* [To do] From the listing below, select every line where the word "gmail" appears.
____
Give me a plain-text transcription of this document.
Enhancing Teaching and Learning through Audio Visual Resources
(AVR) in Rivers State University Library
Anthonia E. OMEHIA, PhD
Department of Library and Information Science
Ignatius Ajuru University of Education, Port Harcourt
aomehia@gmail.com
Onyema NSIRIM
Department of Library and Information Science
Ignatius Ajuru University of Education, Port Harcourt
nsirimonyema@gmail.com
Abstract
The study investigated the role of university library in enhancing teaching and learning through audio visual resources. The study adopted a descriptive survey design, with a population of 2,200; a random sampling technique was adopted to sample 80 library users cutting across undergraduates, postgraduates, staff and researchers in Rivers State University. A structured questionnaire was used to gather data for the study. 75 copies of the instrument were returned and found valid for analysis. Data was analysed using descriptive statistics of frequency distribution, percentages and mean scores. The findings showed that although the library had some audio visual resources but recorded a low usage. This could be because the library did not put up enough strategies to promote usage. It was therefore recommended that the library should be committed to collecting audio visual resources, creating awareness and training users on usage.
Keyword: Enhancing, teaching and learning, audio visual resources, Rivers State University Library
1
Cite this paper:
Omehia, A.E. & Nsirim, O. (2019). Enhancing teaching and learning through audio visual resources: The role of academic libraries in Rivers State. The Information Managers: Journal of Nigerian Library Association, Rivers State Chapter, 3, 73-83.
____
* [Result of this task]
aomehia@gmail.com
nsirimonyema@gmail.com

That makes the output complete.